Objective:
List each line of the data that holds the string "이스라엘".

Material:
Begin
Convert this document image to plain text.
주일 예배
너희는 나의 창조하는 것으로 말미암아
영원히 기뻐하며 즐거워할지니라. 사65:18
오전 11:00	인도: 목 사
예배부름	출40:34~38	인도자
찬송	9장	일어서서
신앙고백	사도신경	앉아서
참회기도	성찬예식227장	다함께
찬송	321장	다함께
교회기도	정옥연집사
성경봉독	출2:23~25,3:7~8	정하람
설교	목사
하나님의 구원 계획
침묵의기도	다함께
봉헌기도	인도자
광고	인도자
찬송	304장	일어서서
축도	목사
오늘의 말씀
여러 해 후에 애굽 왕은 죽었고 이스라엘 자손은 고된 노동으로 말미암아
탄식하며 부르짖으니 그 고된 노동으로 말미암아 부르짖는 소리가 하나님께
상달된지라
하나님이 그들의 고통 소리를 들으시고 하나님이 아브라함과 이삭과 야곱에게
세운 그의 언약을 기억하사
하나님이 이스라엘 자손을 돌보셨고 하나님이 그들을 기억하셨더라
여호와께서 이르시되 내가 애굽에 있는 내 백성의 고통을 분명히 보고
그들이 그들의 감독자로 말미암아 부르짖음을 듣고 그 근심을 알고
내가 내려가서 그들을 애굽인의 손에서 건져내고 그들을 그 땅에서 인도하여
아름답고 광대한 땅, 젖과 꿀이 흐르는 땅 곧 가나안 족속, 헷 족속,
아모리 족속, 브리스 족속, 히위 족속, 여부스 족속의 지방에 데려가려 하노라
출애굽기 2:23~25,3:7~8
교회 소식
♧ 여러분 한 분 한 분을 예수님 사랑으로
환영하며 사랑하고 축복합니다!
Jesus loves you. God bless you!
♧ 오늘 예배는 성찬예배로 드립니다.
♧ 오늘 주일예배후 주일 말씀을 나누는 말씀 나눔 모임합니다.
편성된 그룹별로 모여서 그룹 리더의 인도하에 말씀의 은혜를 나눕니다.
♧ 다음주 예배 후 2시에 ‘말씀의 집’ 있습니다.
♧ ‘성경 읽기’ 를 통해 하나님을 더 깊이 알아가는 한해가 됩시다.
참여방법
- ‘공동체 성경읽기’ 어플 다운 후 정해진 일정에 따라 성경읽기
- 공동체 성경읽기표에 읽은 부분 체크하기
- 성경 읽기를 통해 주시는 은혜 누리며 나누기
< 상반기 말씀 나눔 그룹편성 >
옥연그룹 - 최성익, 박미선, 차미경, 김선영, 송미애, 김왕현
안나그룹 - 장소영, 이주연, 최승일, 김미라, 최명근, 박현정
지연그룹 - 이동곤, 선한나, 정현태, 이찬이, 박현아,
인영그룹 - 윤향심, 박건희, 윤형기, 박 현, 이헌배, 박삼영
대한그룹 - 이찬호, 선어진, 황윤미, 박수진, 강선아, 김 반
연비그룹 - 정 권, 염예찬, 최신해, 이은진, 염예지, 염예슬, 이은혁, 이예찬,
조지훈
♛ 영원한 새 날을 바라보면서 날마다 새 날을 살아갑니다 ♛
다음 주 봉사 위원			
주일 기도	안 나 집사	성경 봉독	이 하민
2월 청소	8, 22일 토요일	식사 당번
End
Correct result:
여러 해 후에 애굽 왕은 죽었고 이스라엘 자손은 고된 노동으로 말미암아
하나님이 이스라엘 자손을 돌보셨고 하나님이 그들을 기억하셨더라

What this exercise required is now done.